-- Start SUPPLIED TEXT --
3) A scale that will accurately measure 3.5 grams (.12 oz). I use a triple beam balance available through Edmund Scientific. Search the site for the keyword "balance". A good scale will cost between $100 and $200 and is a good investment. However, if you are on a budget, you can get the Edmund Scientific "Carry-With-You Twin Beam Balance" (Stock Number: CR30360-2 which will weigh up to 4 grams. This costs $25.

4) 1 bottle Red Devil Lye Drain Cleaner (Sodium Hydroxide) available from you local hardware store. Make sure the label says "contains sodium hydroxide". Most other drain cleaners are chlorine (Calcium Hypochlorite) based and will NOT work! Notice: Lye is poisonous! Take all necessary safety precautions!!

5) At least 200 milliliters (6.8 fl. oz) of methanol (Methyl Alcohol or "Wood" Alcohol). Methanol is widely available in 12 oz. quantities as "gas tank antifreeze" in auto parts stores, hardware stores and even some grocery stores. Popular brands include "Heet" and "Pyroil". Read the label carefully and make sure it says "contains methanol"! Many gas line antifreeze products contain isopropyl alcohol or "isopropanol" and will NOT work! Methanol is available in larger quantities as racing fuel through some racetracks that cater to drag racers and some "high performance" auto parts stores. Keep in mind that Methanol is both poisonous and flammable. Take all necessary safety precautions!!

6) A glass container that is marked for 200 milliliters (6.8 fl. oz). We like to use a beaker.

7) A glass or plastic container that is marked for 1 liter (1.1 Quart)

A wide mouth glass or plastic container that will hold at least 1.5 litres

9) A common spoon (preferably plastic or stainless steel).

10) Safety Glasses and Rubber Gloves! Methanol and Lye are extremely poisonous and must not come into contact with skin or eyes! Methanol is a poison that attacks the eyes (ocular nerves) even if it comes into contact with your hands. Use extreme care when blending the methanol and lye, as the blender can spash the chemicals around. Put on your glasses and gloves BEFORE opening the chemicals! Do your work close to a sink or hose, or have a bucket of water handy to wash any part of your body immediately if it comes in contact with these chemicals.
-- End SUPPLIED TEXT --
-- Start RECORD SET --
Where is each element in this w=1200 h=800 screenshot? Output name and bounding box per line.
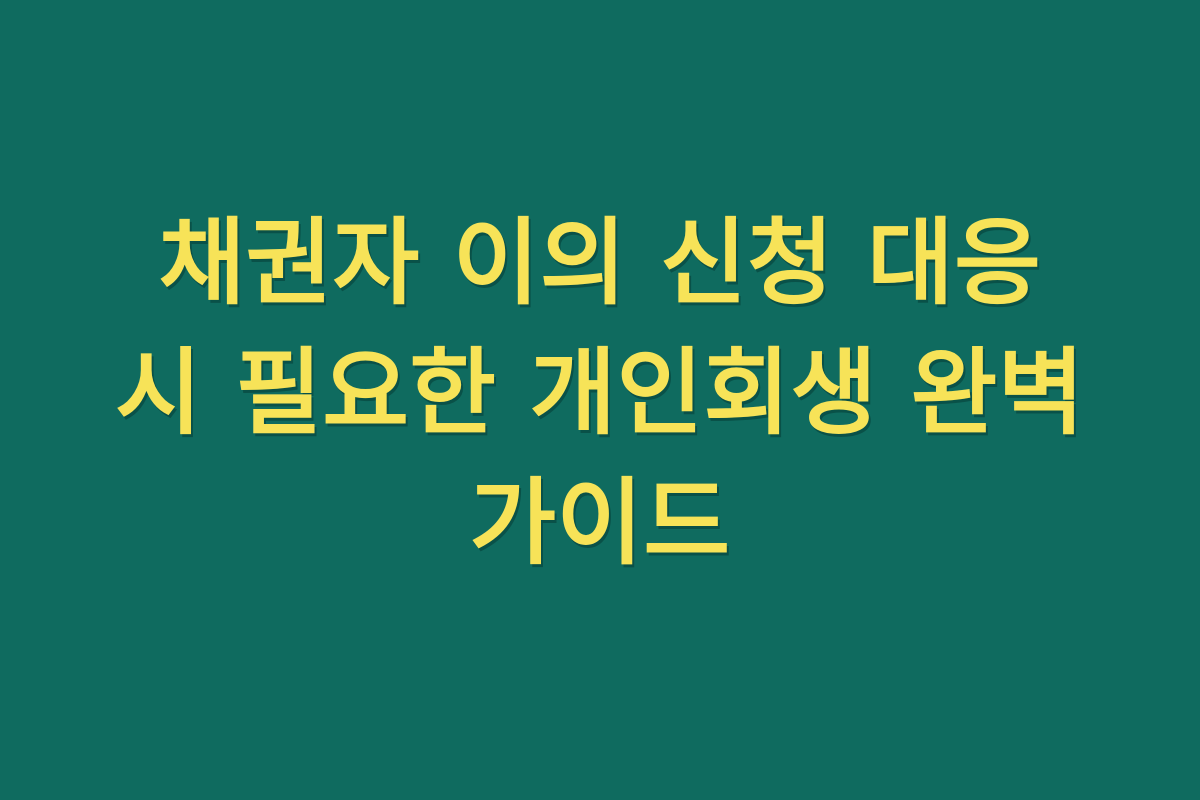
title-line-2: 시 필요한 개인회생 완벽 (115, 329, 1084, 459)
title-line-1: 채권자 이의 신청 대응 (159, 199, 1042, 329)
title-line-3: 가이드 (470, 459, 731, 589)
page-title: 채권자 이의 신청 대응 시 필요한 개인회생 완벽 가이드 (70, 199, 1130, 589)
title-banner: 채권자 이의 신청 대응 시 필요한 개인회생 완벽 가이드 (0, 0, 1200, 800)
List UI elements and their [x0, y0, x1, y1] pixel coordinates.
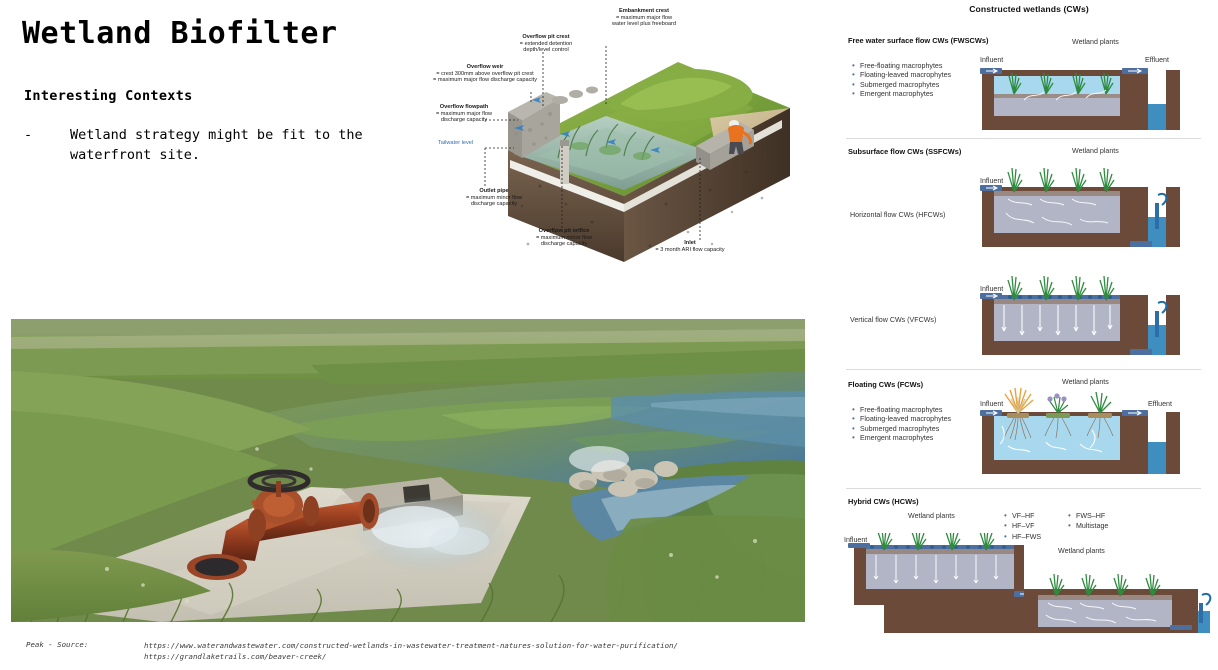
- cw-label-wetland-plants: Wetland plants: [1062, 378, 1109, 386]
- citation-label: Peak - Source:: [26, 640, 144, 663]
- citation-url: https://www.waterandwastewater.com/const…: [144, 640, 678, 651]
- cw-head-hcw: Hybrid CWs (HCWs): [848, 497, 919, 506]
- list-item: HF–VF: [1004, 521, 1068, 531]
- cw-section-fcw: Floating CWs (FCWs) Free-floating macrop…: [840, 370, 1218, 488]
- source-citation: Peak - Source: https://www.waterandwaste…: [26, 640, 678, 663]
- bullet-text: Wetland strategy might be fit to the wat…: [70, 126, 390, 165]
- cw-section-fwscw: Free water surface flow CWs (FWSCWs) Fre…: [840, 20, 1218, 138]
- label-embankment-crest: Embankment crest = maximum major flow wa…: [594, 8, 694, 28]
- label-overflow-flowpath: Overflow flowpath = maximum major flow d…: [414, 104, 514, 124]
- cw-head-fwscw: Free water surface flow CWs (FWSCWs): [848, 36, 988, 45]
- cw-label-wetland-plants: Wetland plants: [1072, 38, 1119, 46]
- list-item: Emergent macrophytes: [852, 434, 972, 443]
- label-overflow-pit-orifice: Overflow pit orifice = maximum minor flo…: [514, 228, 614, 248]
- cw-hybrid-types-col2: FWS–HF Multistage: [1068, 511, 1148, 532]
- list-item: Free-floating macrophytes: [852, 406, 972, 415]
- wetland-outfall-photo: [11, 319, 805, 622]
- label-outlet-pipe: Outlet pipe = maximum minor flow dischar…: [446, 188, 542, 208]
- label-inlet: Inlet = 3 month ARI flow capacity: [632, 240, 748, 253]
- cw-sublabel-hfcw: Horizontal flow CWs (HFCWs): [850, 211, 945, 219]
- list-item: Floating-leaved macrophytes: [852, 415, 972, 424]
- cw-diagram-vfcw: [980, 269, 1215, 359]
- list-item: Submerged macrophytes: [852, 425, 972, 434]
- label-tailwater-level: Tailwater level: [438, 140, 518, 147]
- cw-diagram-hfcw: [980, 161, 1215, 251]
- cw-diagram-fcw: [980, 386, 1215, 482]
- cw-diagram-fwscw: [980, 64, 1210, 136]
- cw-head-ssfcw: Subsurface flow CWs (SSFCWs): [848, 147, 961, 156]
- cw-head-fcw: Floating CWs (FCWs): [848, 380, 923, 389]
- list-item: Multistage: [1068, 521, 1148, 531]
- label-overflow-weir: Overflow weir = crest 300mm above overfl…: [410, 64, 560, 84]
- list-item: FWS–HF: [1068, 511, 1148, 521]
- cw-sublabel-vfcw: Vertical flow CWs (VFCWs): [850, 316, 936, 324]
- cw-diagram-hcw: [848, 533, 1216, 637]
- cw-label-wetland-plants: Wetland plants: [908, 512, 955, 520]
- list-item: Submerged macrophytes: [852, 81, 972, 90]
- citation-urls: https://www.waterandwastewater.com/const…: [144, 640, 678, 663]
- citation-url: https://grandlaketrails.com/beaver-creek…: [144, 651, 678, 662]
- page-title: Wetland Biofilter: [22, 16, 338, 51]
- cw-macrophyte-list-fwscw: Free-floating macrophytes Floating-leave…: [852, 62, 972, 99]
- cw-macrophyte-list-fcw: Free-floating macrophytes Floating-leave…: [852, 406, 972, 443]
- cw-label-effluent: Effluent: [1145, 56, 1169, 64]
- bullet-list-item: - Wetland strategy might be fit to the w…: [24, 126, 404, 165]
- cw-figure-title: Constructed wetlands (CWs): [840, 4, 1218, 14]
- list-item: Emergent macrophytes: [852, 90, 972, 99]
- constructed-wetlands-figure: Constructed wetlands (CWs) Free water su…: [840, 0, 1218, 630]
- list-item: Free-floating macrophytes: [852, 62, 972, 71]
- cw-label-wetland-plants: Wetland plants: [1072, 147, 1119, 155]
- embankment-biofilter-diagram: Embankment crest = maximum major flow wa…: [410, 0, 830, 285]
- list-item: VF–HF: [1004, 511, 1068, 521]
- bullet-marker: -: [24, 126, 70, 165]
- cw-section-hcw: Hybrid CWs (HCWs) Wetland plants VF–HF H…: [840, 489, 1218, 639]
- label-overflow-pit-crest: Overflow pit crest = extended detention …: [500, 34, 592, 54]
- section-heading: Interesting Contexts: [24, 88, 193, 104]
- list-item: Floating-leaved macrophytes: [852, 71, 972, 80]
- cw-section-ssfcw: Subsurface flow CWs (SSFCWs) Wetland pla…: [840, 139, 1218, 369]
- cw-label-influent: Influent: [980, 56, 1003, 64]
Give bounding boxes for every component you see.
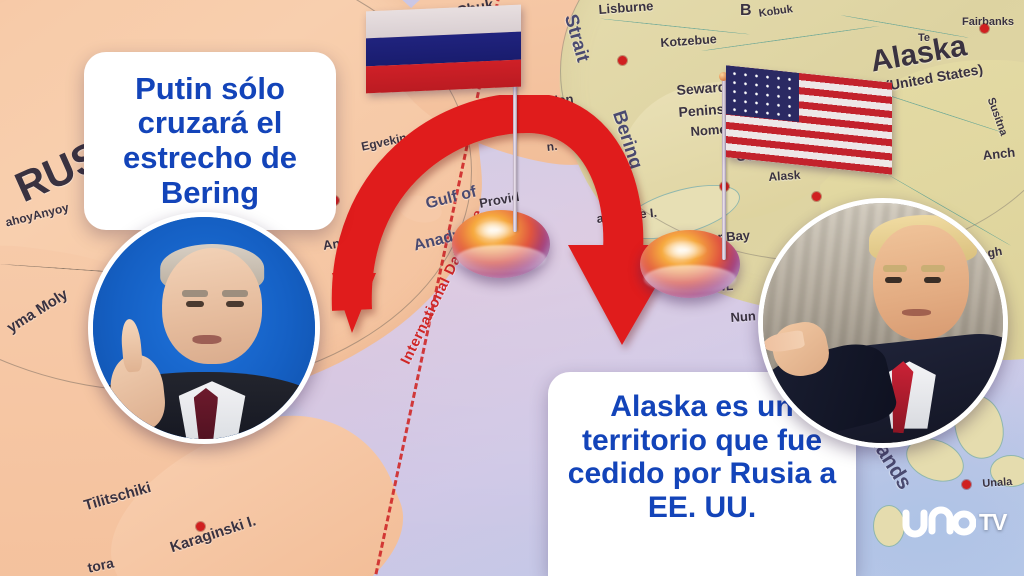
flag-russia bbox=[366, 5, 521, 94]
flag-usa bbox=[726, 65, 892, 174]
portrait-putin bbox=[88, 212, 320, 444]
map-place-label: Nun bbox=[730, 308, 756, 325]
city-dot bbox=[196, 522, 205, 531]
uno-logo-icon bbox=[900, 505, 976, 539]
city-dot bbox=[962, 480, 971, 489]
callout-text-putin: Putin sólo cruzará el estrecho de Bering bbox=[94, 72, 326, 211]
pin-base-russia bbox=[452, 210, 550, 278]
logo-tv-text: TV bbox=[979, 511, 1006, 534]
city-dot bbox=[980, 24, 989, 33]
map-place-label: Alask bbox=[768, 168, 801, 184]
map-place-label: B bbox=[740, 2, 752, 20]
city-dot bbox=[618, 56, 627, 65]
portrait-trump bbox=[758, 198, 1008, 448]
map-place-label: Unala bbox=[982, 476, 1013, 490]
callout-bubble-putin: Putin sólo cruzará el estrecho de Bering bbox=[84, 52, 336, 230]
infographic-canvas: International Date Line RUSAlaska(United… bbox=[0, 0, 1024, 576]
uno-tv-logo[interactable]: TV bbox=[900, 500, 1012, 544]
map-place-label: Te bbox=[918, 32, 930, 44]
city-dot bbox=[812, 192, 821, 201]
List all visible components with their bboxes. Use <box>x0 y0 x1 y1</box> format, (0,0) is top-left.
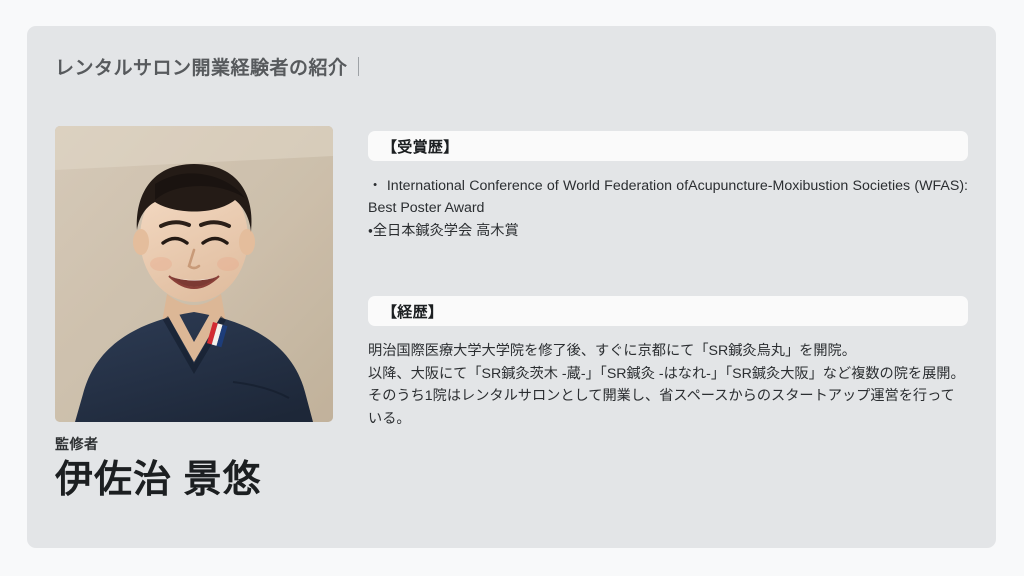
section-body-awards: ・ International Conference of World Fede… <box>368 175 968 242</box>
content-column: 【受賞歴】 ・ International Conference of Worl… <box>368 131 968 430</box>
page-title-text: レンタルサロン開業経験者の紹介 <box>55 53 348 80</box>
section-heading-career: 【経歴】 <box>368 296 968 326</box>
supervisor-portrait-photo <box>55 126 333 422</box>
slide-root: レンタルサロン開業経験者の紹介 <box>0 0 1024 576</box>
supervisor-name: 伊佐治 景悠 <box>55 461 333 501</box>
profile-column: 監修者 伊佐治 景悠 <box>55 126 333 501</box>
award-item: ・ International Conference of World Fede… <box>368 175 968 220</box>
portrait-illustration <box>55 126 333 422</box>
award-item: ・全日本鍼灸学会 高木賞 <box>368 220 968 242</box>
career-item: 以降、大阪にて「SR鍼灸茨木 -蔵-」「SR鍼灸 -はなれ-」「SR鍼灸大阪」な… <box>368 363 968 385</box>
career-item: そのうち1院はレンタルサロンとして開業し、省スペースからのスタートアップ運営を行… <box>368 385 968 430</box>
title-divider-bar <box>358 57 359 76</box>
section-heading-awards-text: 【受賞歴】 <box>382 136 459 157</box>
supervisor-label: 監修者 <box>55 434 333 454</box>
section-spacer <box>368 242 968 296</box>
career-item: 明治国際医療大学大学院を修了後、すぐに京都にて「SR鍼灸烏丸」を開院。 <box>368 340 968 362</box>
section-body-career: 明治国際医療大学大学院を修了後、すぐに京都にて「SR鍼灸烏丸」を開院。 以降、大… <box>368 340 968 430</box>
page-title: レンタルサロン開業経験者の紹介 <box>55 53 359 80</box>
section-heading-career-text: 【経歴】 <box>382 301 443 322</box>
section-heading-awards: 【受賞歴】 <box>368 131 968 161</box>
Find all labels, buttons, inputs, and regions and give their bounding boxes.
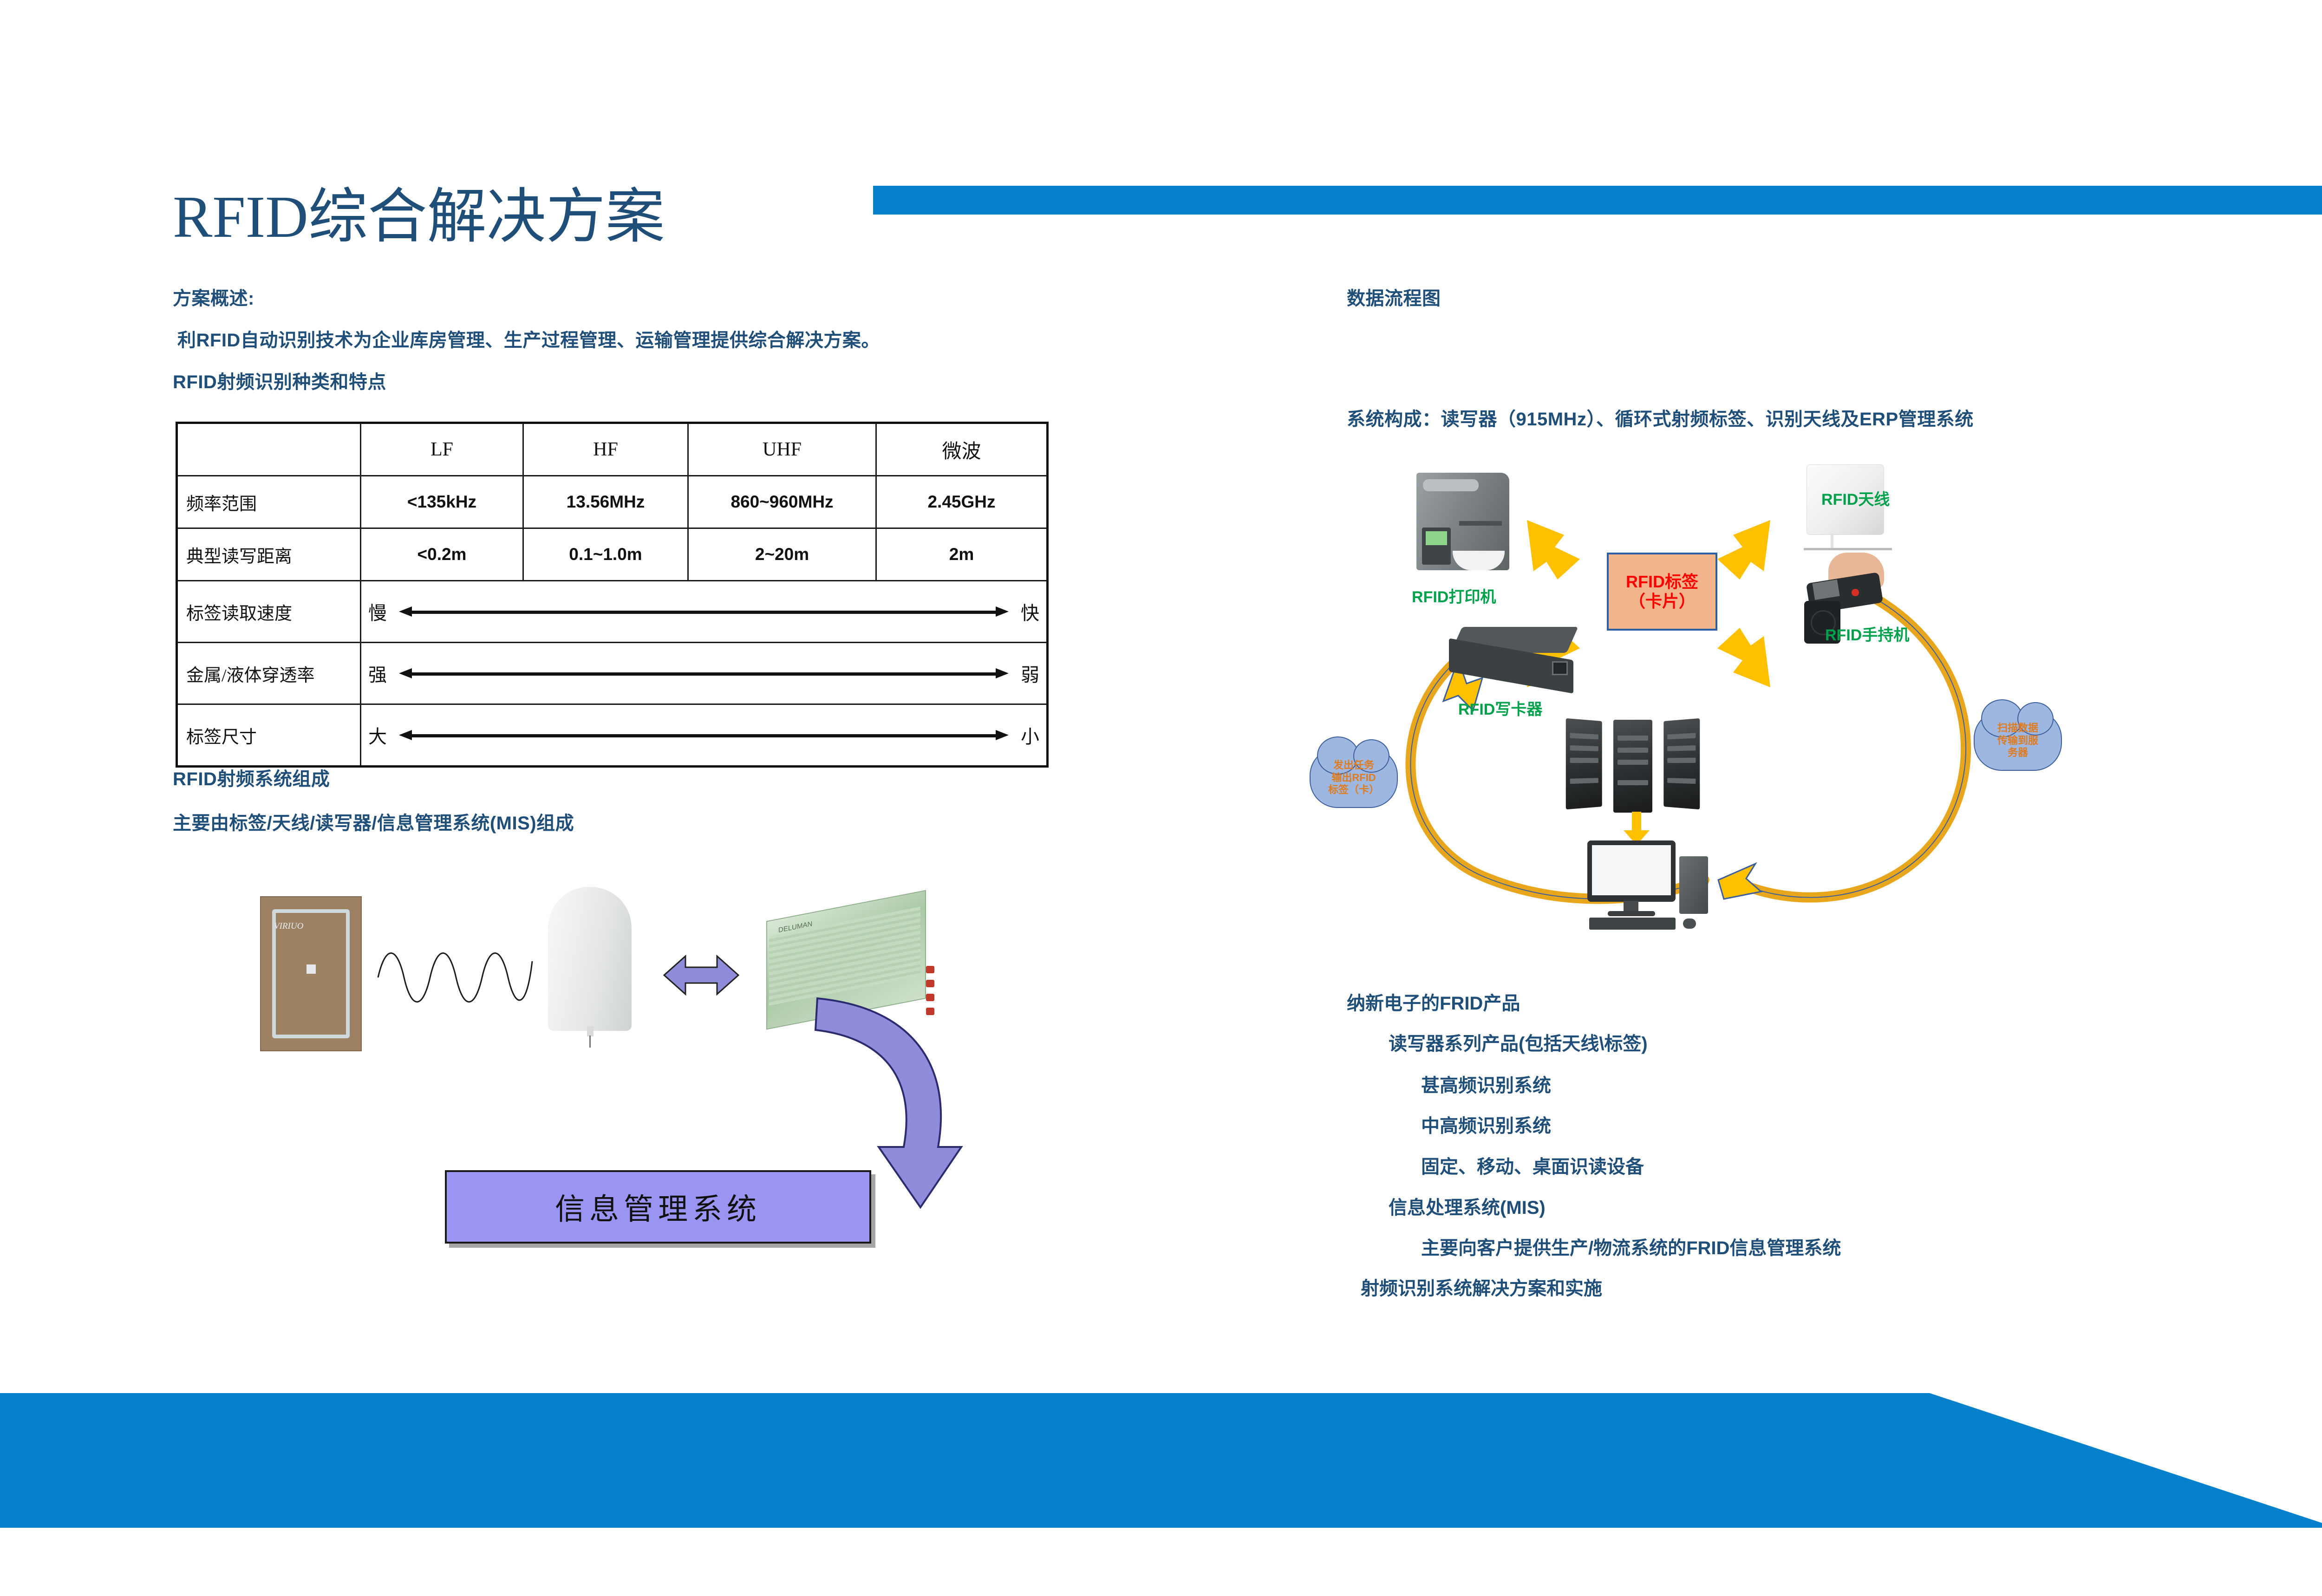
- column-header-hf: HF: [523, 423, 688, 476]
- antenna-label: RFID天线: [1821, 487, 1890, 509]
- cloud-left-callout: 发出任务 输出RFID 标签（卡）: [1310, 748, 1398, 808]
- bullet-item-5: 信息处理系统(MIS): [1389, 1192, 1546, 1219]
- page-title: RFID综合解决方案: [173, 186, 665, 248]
-- End RECORD SET --
#### EXERCISE SET
[1] In the supplies list, rewrite the item beginning "5) At least 200 milliliters" as a short bulleted list that keeps its main facts.
[2] Go on with the supplies list, starting after its final item.

#### IN RESPONSE
[1]
- Amount: at least 200 milliliters (6.8 fl. oz) of methanol, also called methyl alcohol or "wood" alcohol.
- Where to buy: auto parts stores, hardware stores and some grocery stores sell it in 12 oz. quantities as "gas tank antifreeze." Popular brands include "Heet" and "Pyroil."
- Label check: the label must say "contains methanol." Many gas line antifreeze products contain isopropyl alcohol (isopropanol) and will not work.
- Larger quantities: some racetracks that cater to drag racers sell it as racing fuel, as do some "high performance" auto parts stores.
- Safety: methanol is poisonous and flammable, so take all necessary safety precautions.

[2]
Step 1: Get organized in a well lit, well ventilated area! This process is best done at or above room temperature (70 degrees F or 21 Degrees C). Temperatures lower than 60 F or 15 C may cause an incomplete reaction. Plan for spills by spreading paper or plastic on your work surface. Put your safety glasses and gloves on before opening any chemicals!

"Heet" is a popular brand of "gas line antifreeze" in the US. It is widely available in auto parts stores, hardware stores and even some grocery stores.

Make sure that the label says "Contains Methanol"

Measure 200 milliliters (6.8 fl. oz) of methanol

Pour the methanol into the blender.

Notice the glass pitcher on the blender.

Weigh out 3.5 grams of lye on your scale. Notice that we use a white piece of plastic to hold the lye. The weight of the plastic is 4 grams, so we set the scale to 7.5 grams.

Turn the blender on "slow" speed and slowly add the lye to the methanol. You now have a mixture called "sodium methoxide". The methoxide must be used right away to make biodiesel. Do not plan on making a large batch of methoxide and storing it for use later. It loses its potency over time.

After the Lye has completly dissolved into the methanol (about 2 minutes), add 1 liter of vegetable oil to the blender. Blend on low speed for 20 to 30 minutes. The ideal speed for this process just barely creates a vortex or "tornado" in the oil without spashing the mixture around or frothing it up.

After the blending is complete, pour the mixture into the wide mouth jar. It is advisable to label all containers used in this project as "POISON"! And of course, keep all of this stuff away from children!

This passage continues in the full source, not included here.